Extract the lines beginning at the one that holds "Give me a plain-text" and ending at the final line of the material below, keeping them exact and leaving out all pictures.

[START]

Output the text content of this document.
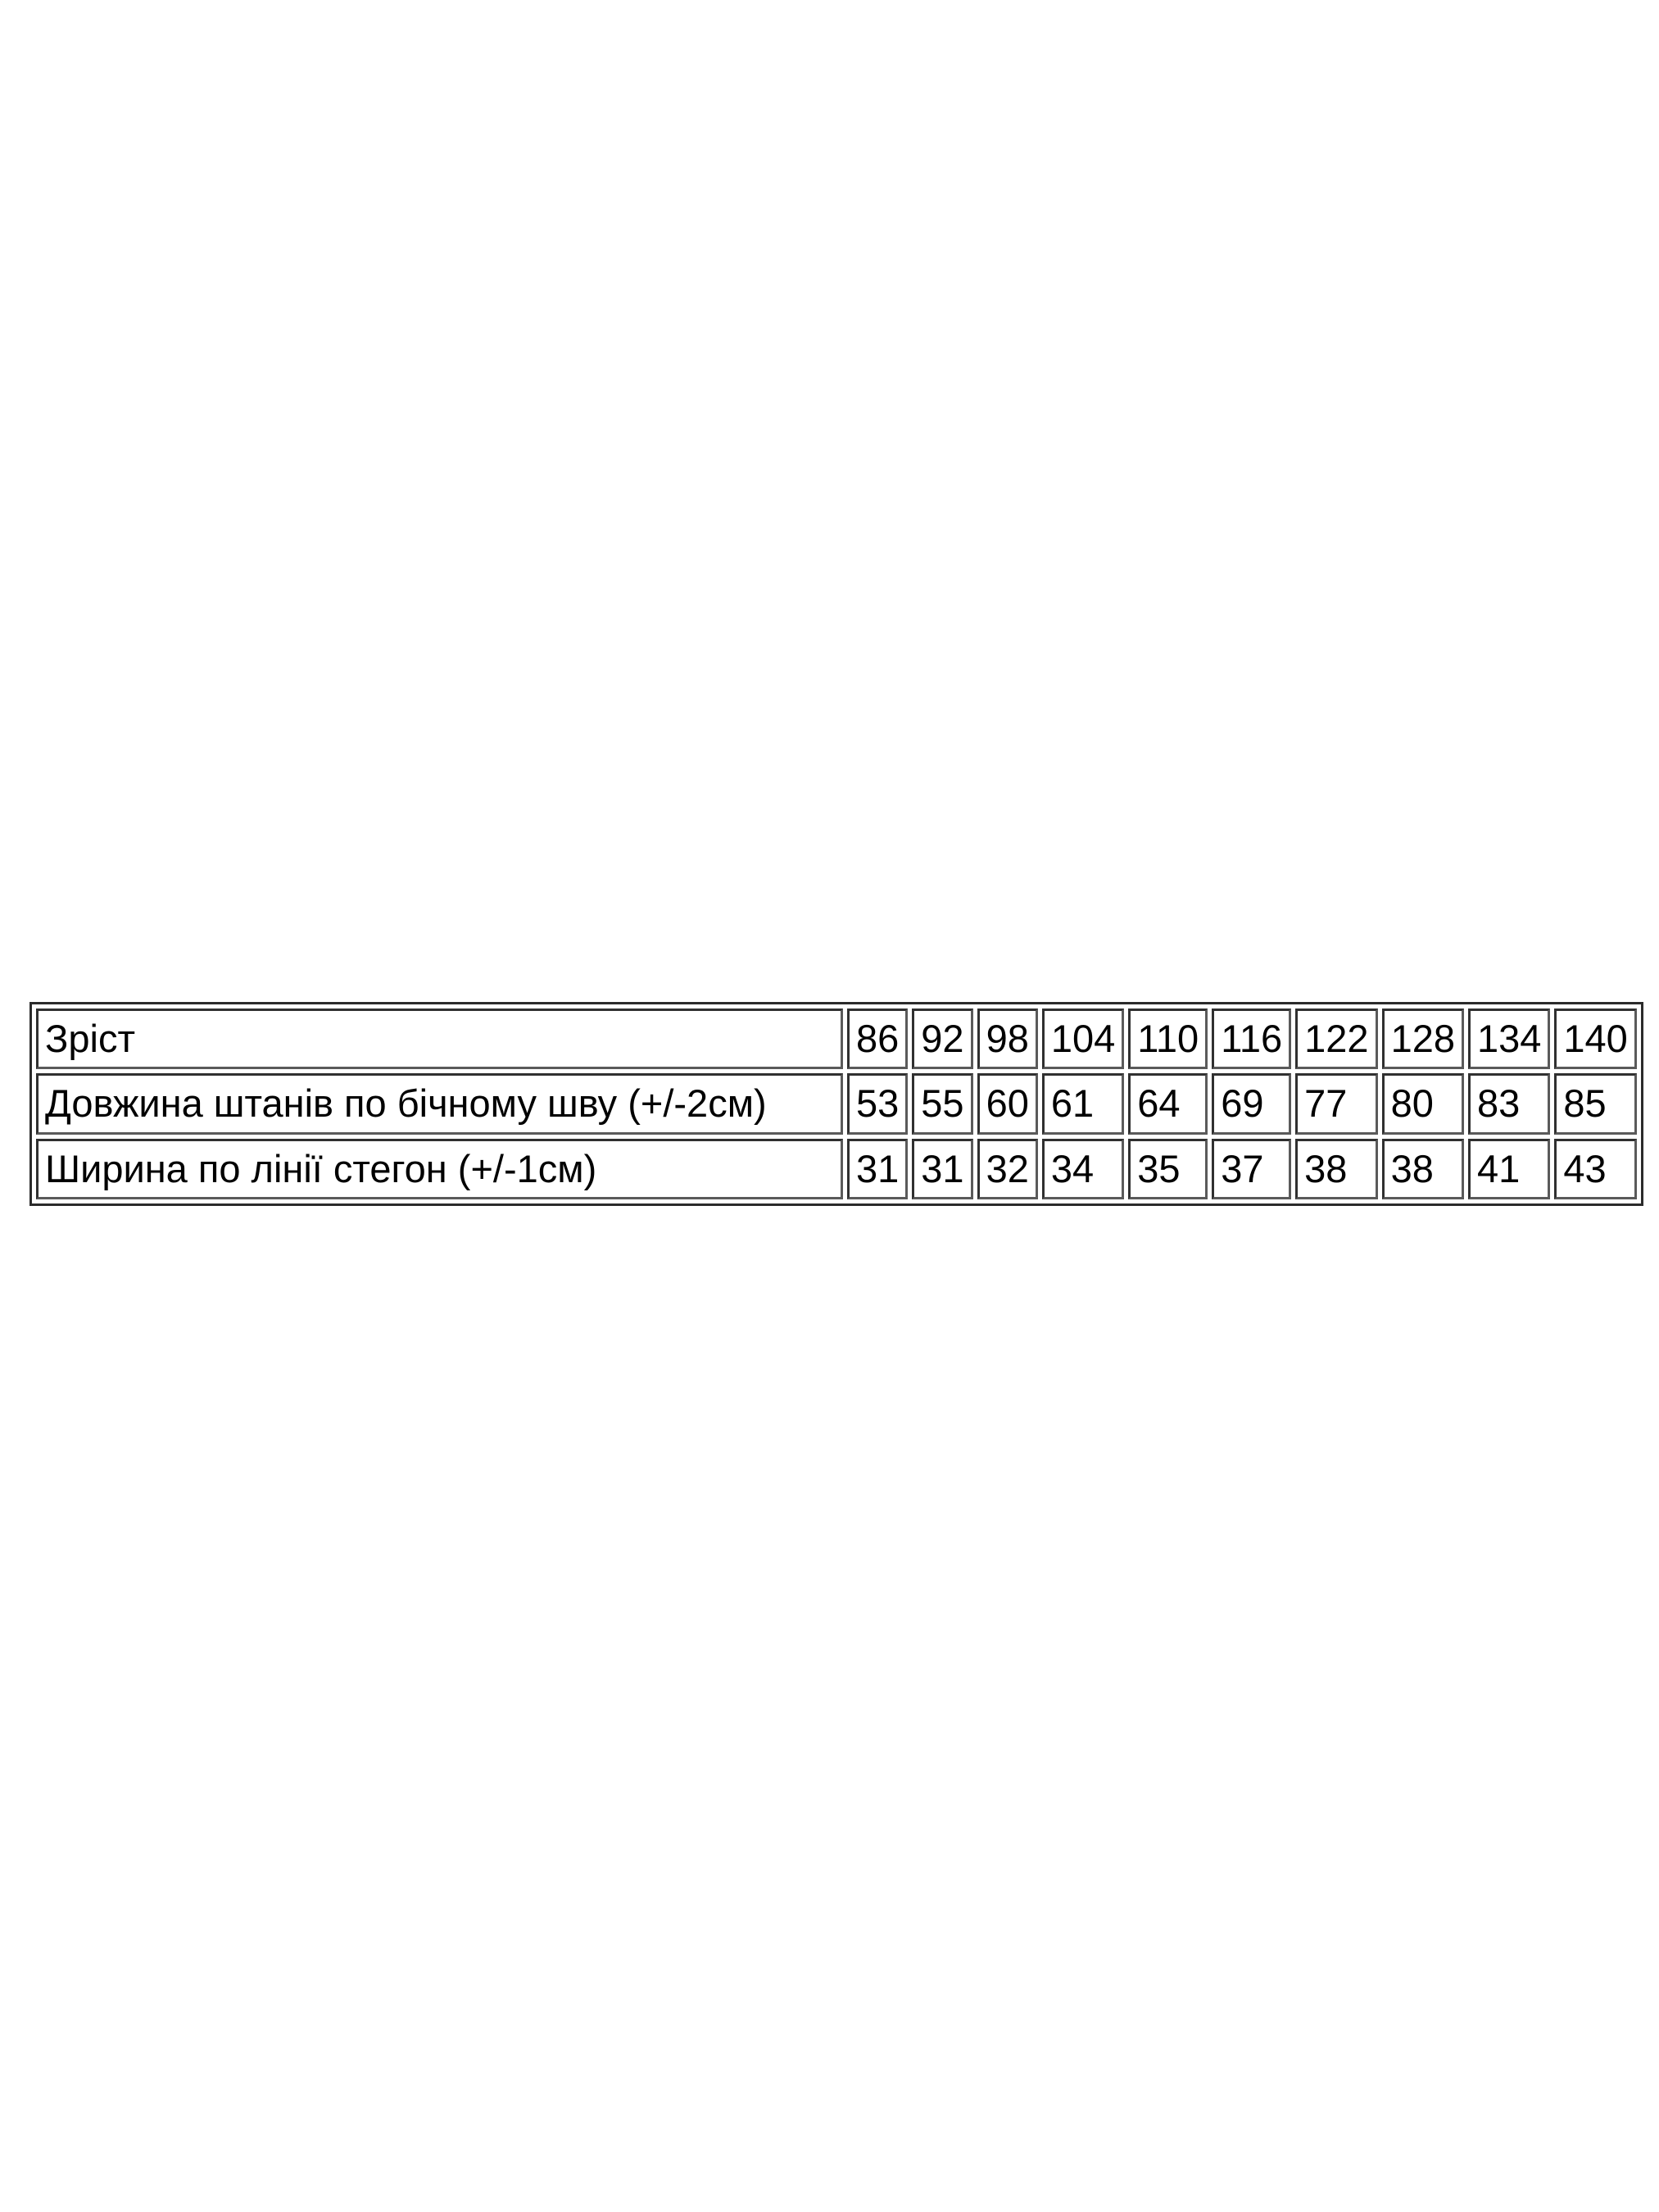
Зріст	86	92	98	104	110	116	122	128	134	140
Довжина штанів по бічному шву (+/-2см)	53	55	60	61	64	69	77	80	83	85
Ширина по лінії стегон (+/-1см)	31	31	32	34	35	37	38	38	41	43
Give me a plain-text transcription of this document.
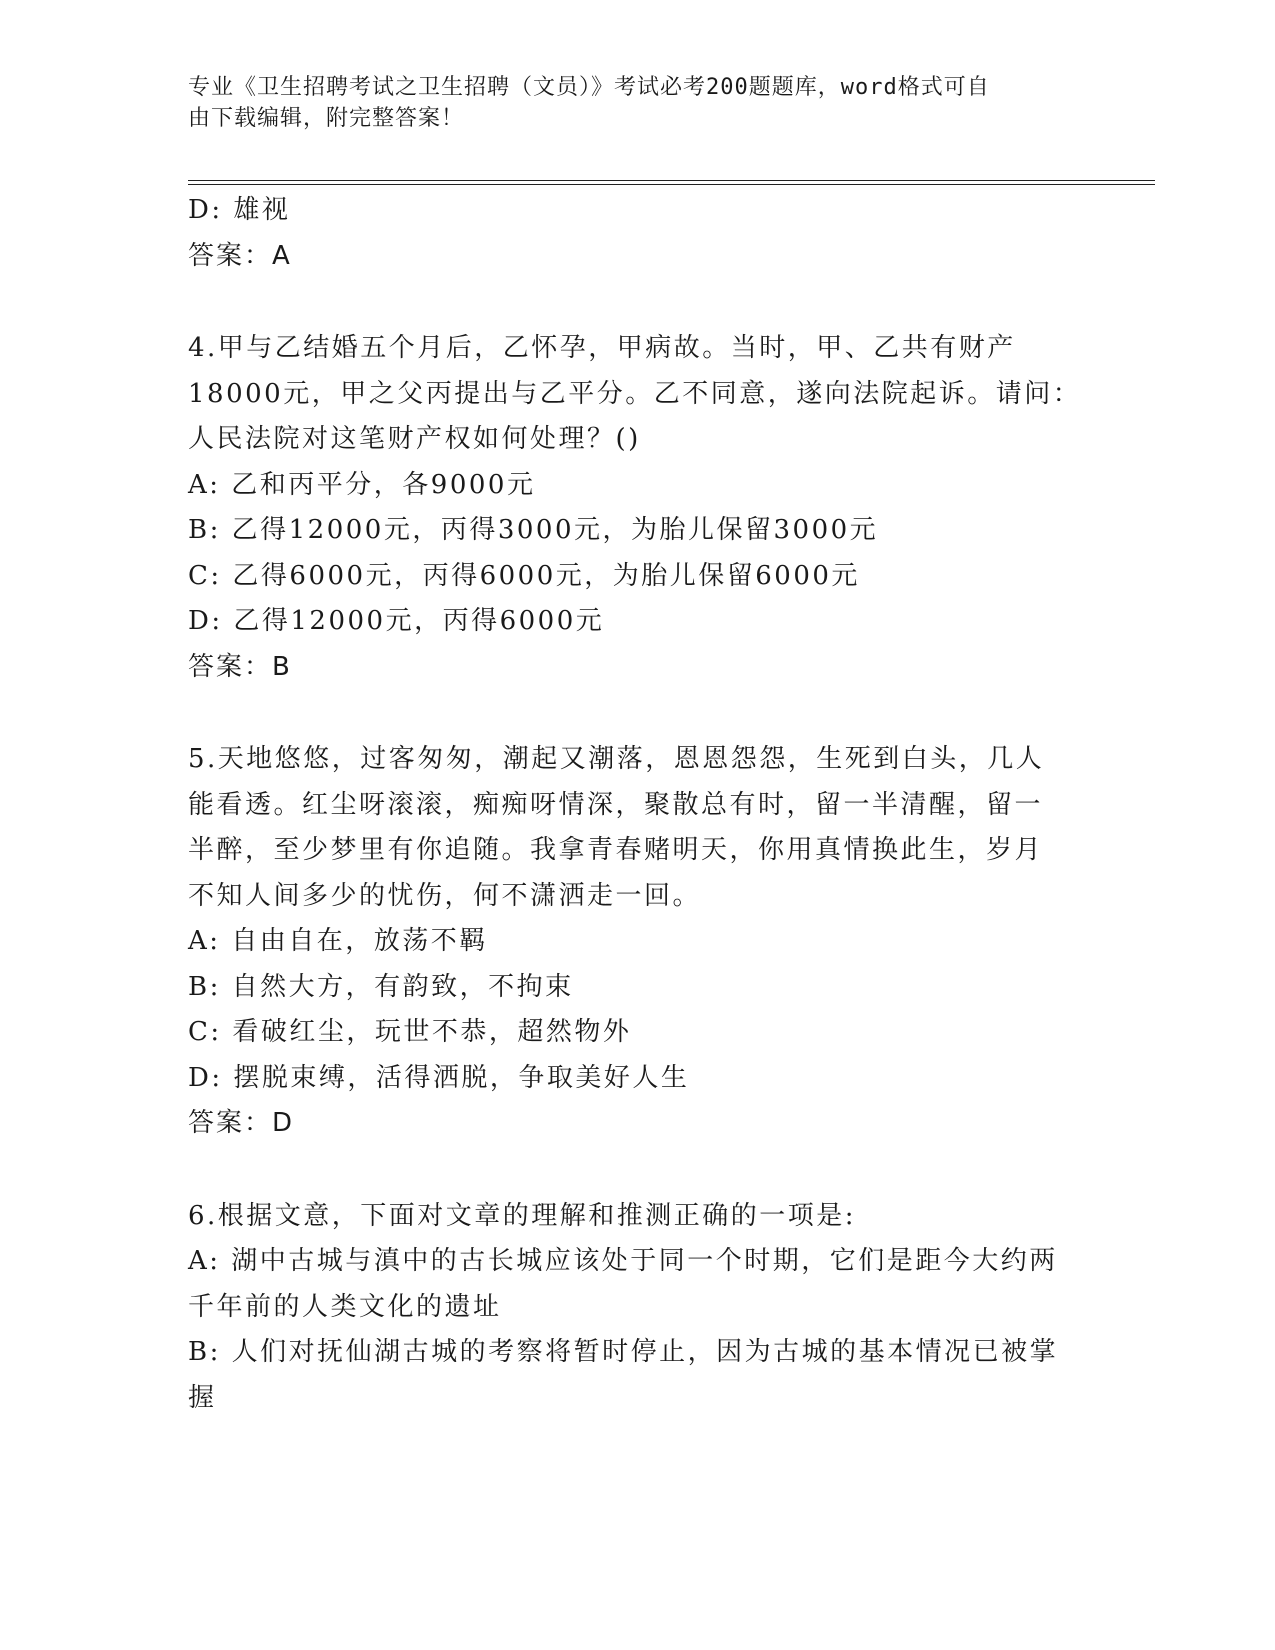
专业《卫生招聘考试之卫生招聘（文员）》考试必考200题题库，word格式可自
由下载编辑，附完整答案！
D: 雄视
答案：A
4.甲与乙结婚五个月后，乙怀孕，甲病故。当时，甲、乙共有财产
18000元，甲之父丙提出与乙平分。乙不同意，遂向法院起诉。请问：
人民法院对这笔财产权如何处理？()
A: 乙和丙平分，各9000元
B: 乙得12000元，丙得3000元，为胎儿保留3000元
C: 乙得6000元，丙得6000元，为胎儿保留6000元
D: 乙得12000元，丙得6000元
答案：B
5.天地悠悠，过客匆匆，潮起又潮落，恩恩怨怨，生死到白头，几人
能看透。红尘呀滚滚，痴痴呀情深，聚散总有时，留一半清醒，留一
半醉，至少梦里有你追随。我拿青春赌明天，你用真情换此生，岁月
不知人间多少的忧伤，何不潇洒走一回。
A: 自由自在，放荡不羁
B: 自然大方，有韵致，不拘束
C: 看破红尘，玩世不恭，超然物外
D: 摆脱束缚，活得洒脱，争取美好人生
答案：D
6.根据文意，下面对文章的理解和推测正确的一项是:
A: 湖中古城与滇中的古长城应该处于同一个时期，它们是距今大约两
千年前的人类文化的遗址
B: 人们对抚仙湖古城的考察将暂时停止，因为古城的基本情况已被掌
握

[END]

→ **TASK ANSWER**:
Give me a plain-text transcription of this document.
专业《卫生招聘考试之卫生招聘（文员）》考试必考200题题库，word格式可自
由下载编辑，附完整答案！
D: 雄视
答案：A
4.甲与乙结婚五个月后，乙怀孕，甲病故。当时，甲、乙共有财产
18000元，甲之父丙提出与乙平分。乙不同意，遂向法院起诉。请问：
人民法院对这笔财产权如何处理？()
A: 乙和丙平分，各9000元
B: 乙得12000元，丙得3000元，为胎儿保留3000元
C: 乙得6000元，丙得6000元，为胎儿保留6000元
D: 乙得12000元，丙得6000元
答案：B
5.天地悠悠，过客匆匆，潮起又潮落，恩恩怨怨，生死到白头，几人
能看透。红尘呀滚滚，痴痴呀情深，聚散总有时，留一半清醒，留一
半醉，至少梦里有你追随。我拿青春赌明天，你用真情换此生，岁月
不知人间多少的忧伤，何不潇洒走一回。
A: 自由自在，放荡不羁
B: 自然大方，有韵致，不拘束
C: 看破红尘，玩世不恭，超然物外
D: 摆脱束缚，活得洒脱，争取美好人生
答案：D
6.根据文意，下面对文章的理解和推测正确的一项是:
A: 湖中古城与滇中的古长城应该处于同一个时期，它们是距今大约两
千年前的人类文化的遗址
B: 人们对抚仙湖古城的考察将暂时停止，因为古城的基本情况已被掌
握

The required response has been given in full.